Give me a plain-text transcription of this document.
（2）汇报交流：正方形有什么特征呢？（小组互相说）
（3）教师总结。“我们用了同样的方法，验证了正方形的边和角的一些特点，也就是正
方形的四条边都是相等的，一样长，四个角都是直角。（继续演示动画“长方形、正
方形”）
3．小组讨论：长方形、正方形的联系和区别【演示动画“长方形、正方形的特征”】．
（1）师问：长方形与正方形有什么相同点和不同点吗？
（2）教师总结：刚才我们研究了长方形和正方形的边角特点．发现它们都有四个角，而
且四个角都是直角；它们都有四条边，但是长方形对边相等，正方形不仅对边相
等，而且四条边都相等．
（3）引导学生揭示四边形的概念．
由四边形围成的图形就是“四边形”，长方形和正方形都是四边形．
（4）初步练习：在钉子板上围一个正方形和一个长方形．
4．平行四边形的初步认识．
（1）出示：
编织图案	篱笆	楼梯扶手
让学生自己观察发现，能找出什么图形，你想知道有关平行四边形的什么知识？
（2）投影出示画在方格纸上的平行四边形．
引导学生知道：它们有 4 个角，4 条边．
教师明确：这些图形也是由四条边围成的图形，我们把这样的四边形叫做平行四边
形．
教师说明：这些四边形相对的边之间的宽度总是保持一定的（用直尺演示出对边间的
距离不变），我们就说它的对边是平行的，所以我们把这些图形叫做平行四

EXERCISE DESCRIPTION:
Set out the complete listing exactly as shown.

THE RESULT:
Give me a plain-text transcription of this document.
（2）汇报交流：正方形有什么特征呢？（小组互相说）
（3）教师总结。“我们用了同样的方法，验证了正方形的边和角的一些特点，也就是正
方形的四条边都是相等的，一样长，四个角都是直角。（继续演示动画“长方形、正
方形”）
3．小组讨论：长方形、正方形的联系和区别【演示动画“长方形、正方形的特征”】．
（1）师问：长方形与正方形有什么相同点和不同点吗？
（2）教师总结：刚才我们研究了长方形和正方形的边角特点．发现它们都有四个角，而
且四个角都是直角；它们都有四条边，但是长方形对边相等，正方形不仅对边相
等，而且四条边都相等．
（3）引导学生揭示四边形的概念．
由四边形围成的图形就是“四边形”，长方形和正方形都是四边形．
（4）初步练习：在钉子板上围一个正方形和一个长方形．
4．平行四边形的初步认识．
（1）出示：
编织图案	篱笆	楼梯扶手
让学生自己观察发现，能找出什么图形，你想知道有关平行四边形的什么知识？
（2）投影出示画在方格纸上的平行四边形．
引导学生知道：它们有 4 个角，4 条边．
教师明确：这些图形也是由四条边围成的图形，我们把这样的四边形叫做平行四边
形．
教师说明：这些四边形相对的边之间的宽度总是保持一定的（用直尺演示出对边间的
距离不变），我们就说它的对边是平行的，所以我们把这些图形叫做平行四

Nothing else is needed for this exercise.